** Begin **

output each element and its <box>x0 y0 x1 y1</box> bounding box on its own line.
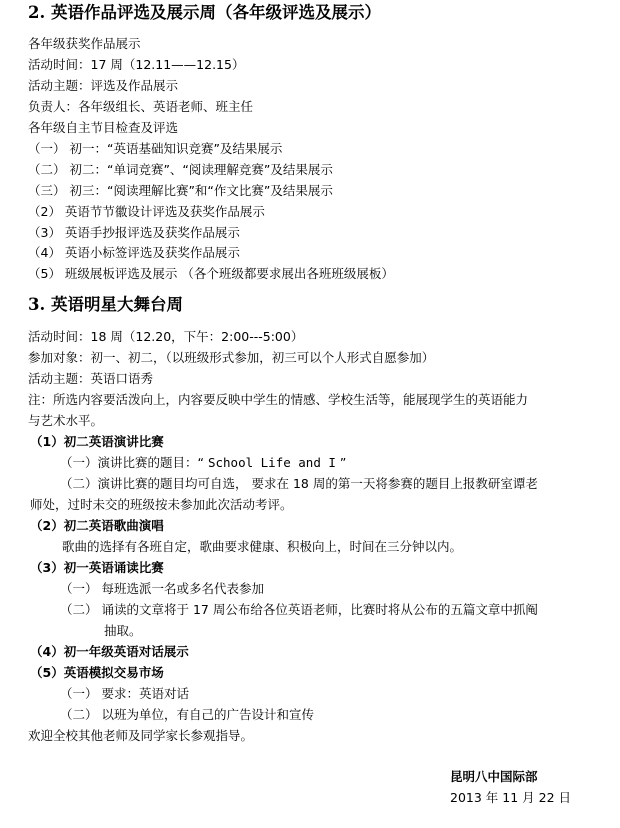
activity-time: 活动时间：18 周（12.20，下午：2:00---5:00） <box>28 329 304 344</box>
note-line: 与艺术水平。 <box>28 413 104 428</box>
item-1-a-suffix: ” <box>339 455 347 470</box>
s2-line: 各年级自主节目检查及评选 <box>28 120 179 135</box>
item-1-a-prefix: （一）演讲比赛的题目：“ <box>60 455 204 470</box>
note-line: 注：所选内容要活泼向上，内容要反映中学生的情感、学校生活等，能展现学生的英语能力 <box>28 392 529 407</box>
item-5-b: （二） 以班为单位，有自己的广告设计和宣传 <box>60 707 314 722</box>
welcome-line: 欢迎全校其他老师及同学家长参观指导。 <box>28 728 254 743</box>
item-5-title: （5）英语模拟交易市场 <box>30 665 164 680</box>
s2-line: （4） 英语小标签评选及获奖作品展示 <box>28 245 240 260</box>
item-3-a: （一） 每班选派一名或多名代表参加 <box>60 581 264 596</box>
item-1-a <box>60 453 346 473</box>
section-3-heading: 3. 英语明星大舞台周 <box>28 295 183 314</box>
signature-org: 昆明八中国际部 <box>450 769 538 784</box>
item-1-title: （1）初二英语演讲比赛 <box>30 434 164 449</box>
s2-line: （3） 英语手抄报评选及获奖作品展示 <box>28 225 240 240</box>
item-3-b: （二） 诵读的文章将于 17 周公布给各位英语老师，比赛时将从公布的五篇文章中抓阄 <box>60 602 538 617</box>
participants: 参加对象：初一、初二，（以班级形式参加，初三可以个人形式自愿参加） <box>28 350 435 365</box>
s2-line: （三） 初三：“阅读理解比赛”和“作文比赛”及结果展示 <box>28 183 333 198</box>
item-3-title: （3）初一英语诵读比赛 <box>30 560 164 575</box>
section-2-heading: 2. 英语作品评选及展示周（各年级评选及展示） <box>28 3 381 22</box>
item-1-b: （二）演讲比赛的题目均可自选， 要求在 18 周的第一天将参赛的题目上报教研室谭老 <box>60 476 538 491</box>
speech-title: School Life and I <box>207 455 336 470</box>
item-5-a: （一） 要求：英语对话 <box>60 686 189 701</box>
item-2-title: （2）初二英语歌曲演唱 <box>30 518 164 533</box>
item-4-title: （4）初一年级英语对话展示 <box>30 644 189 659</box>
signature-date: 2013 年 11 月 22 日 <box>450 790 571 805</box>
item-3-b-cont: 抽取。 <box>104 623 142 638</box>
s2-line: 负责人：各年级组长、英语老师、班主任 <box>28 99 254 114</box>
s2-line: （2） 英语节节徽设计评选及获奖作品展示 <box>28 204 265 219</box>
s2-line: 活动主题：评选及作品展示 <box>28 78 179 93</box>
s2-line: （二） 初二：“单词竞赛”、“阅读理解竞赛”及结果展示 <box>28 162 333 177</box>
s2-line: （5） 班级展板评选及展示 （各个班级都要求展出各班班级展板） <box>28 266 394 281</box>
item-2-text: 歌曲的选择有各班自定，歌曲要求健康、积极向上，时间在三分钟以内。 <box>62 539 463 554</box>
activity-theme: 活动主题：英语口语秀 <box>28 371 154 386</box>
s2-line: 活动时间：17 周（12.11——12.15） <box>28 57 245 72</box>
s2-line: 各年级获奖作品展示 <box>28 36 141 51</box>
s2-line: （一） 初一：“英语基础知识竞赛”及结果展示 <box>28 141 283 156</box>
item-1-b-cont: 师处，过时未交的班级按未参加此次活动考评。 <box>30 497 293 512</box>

** End **
** Begin **

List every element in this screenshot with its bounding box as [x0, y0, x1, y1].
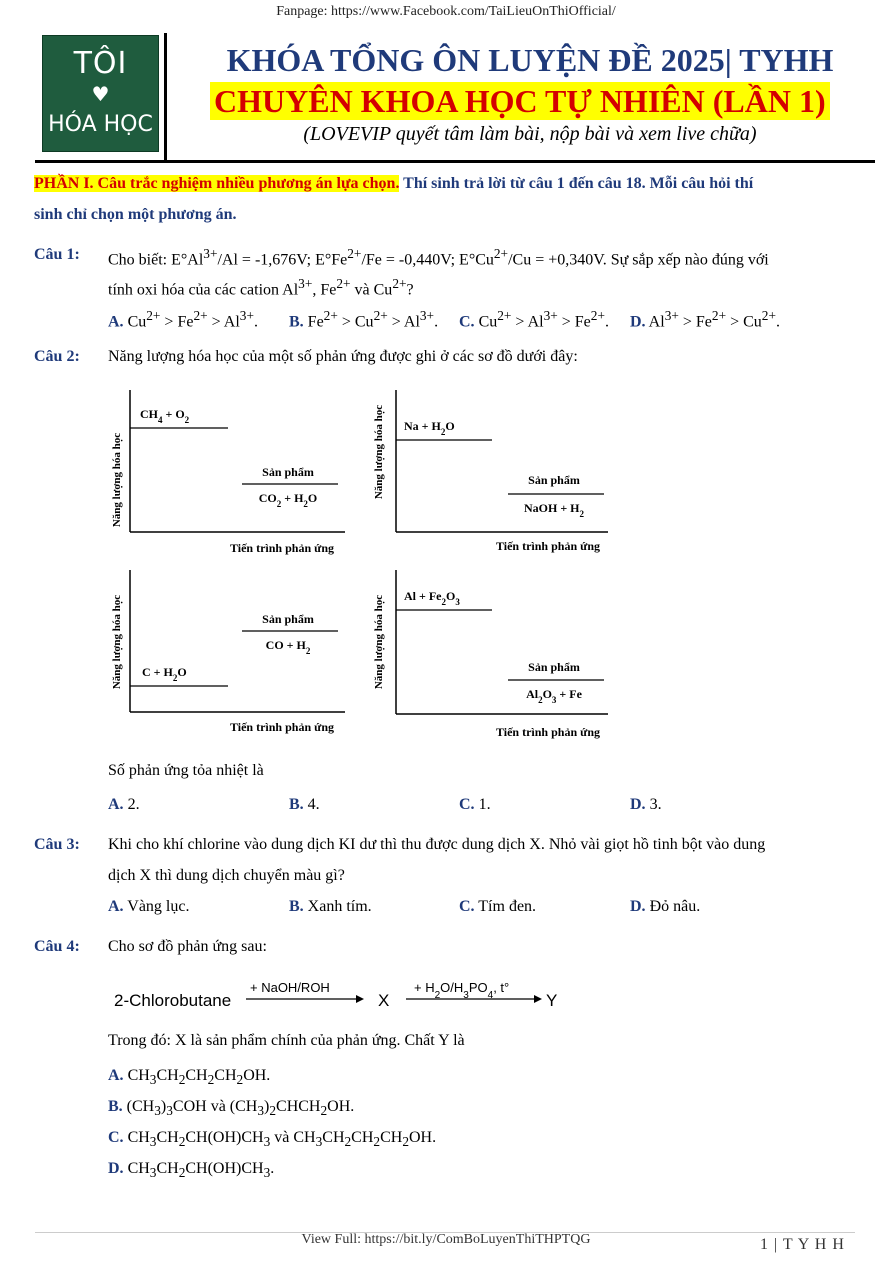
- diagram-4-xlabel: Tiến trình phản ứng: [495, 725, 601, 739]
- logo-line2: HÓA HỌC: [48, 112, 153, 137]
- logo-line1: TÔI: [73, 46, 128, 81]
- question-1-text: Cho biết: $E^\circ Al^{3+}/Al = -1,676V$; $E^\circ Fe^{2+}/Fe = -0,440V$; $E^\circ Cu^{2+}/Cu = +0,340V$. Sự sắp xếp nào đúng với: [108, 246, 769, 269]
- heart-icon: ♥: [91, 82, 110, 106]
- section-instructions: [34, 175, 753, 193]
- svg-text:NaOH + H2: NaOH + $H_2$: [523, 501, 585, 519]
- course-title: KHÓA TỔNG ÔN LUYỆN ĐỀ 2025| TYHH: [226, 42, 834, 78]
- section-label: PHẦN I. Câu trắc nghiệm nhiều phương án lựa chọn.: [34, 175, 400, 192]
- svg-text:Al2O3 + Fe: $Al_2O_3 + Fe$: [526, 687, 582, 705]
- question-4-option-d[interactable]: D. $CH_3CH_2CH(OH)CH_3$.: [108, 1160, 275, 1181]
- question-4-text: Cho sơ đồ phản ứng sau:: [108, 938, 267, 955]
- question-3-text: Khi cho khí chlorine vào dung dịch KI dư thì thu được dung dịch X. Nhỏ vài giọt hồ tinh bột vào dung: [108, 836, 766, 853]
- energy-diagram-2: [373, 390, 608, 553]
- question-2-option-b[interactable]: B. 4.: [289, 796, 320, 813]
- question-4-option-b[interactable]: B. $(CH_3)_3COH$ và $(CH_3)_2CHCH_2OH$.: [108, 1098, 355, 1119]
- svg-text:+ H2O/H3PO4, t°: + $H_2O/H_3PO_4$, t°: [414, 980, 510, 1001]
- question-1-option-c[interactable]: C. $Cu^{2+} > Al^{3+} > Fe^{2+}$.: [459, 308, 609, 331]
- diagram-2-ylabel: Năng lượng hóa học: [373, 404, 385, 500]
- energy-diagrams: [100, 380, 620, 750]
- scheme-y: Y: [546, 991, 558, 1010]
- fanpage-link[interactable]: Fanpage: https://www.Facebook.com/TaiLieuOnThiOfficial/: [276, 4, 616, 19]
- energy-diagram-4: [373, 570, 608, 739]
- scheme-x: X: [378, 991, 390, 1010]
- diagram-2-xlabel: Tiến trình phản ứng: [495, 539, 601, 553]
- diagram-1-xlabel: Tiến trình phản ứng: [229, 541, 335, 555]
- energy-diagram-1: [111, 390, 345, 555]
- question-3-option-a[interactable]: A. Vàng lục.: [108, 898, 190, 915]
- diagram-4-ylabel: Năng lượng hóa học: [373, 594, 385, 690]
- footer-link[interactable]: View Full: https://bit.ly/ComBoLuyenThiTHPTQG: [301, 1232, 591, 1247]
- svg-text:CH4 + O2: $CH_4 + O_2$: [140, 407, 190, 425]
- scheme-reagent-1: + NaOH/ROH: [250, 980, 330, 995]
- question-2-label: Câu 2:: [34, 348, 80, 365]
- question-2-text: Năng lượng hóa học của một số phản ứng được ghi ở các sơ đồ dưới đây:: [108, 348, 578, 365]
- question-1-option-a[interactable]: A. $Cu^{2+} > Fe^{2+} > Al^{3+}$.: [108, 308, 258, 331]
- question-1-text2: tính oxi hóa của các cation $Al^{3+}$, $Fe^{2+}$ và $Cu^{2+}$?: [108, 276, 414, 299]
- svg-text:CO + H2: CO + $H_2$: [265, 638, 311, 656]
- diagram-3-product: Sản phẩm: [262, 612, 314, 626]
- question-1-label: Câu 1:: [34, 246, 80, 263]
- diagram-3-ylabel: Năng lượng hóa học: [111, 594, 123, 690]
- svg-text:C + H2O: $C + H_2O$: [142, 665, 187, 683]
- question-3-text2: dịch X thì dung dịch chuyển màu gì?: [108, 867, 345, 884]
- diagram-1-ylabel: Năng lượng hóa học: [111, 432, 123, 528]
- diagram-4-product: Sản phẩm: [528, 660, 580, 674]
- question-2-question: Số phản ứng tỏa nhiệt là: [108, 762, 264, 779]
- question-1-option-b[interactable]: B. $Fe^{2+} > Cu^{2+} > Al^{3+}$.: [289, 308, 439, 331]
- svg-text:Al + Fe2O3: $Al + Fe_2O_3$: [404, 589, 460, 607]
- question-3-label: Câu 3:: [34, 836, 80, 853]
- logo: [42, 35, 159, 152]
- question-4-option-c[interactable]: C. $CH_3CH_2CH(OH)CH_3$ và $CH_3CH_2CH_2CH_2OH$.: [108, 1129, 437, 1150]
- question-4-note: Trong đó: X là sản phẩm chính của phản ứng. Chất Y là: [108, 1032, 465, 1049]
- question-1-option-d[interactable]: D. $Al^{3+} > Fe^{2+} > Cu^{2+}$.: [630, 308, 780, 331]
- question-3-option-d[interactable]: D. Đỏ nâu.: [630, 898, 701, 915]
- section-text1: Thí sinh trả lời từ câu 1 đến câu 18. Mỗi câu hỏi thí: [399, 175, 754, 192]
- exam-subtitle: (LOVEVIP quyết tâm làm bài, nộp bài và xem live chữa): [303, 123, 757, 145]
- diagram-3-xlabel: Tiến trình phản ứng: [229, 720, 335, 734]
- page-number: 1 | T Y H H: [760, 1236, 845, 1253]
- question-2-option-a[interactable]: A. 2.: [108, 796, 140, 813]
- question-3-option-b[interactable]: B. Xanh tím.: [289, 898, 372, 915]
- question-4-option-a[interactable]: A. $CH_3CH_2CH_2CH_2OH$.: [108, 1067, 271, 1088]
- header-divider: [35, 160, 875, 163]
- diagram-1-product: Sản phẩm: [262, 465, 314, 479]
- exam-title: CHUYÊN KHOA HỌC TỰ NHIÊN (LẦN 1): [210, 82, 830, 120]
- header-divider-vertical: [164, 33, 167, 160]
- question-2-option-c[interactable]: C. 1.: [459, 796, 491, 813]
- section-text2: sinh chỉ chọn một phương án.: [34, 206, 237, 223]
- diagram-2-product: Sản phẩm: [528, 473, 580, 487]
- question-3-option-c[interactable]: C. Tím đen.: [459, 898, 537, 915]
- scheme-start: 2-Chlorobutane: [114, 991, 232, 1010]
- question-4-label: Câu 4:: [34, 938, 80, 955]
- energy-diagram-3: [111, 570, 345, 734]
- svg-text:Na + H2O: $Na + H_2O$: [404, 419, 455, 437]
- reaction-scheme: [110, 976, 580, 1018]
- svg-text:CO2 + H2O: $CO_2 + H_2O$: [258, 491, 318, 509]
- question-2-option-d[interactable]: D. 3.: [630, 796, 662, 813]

** End **

Aim of the task: Copy the data above verbatim, beginning at the line containing "- diagram-4-xlabel: Tiến" and continuing through the line containing "- diagram-1-xlabel: Tiến", with both of those lines included.

Problem solution:
- diagram-4-xlabel: Tiến trình phản ứng: [495, 725, 601, 739]
- logo-line2: HÓA HỌC: [48, 112, 153, 137]
- logo-line1: TÔI: [73, 46, 128, 81]
- question-1-text: Cho biết: $E^\circ Al^{3+}/Al = -1,676V$; $E^\circ Fe^{2+}/Fe = -0,440V$; $E^\circ Cu^{2+}/Cu = +0,340V$. Sự sắp xếp nào đúng với: [108, 246, 769, 269]
- heart-icon: ♥: [91, 82, 110, 106]
- section-instructions: [34, 175, 753, 193]
- svg-text:NaOH + H2: NaOH + $H_2$: [523, 501, 585, 519]
- course-title: KHÓA TỔNG ÔN LUYỆN ĐỀ 2025| TYHH: [226, 42, 834, 78]
- section-label: PHẦN I. Câu trắc nghiệm nhiều phương án lựa chọn.: [34, 175, 400, 192]
- svg-text:Al2O3 + Fe: $Al_2O_3 + Fe$: [526, 687, 582, 705]
- question-4-option-d[interactable]: D. $CH_3CH_2CH(OH)CH_3$.: [108, 1160, 275, 1181]
- question-4-text: Cho sơ đồ phản ứng sau:: [108, 938, 267, 955]
- question-3-text: Khi cho khí chlorine vào dung dịch KI dư thì thu được dung dịch X. Nhỏ vài giọt hồ tinh bột vào dung: [108, 836, 766, 853]
- energy-diagram-2: [373, 390, 608, 553]
- question-2-option-b[interactable]: B. 4.: [289, 796, 320, 813]
- question-4-option-b[interactable]: B. $(CH_3)_3COH$ và $(CH_3)_2CHCH_2OH$.: [108, 1098, 355, 1119]
- svg-text:+ H2O/H3PO4, t°: + $H_2O/H_3PO_4$, t°: [414, 980, 510, 1001]
- question-1-option-c[interactable]: C. $Cu^{2+} > Al^{3+} > Fe^{2+}$.: [459, 308, 609, 331]
- diagram-2-ylabel: Năng lượng hóa học: [373, 404, 385, 500]
- energy-diagrams: [100, 380, 620, 750]
- scheme-y: Y: [546, 991, 558, 1010]
- fanpage-link[interactable]: Fanpage: https://www.Facebook.com/TaiLieuOnThiOfficial/: [276, 4, 616, 19]
- energy-diagram-4: [373, 570, 608, 739]
- scheme-x: X: [378, 991, 390, 1010]
- diagram-2-xlabel: Tiến trình phản ứng: [495, 539, 601, 553]
- diagram-1-xlabel: Tiến trình phản ứng: [229, 541, 335, 555]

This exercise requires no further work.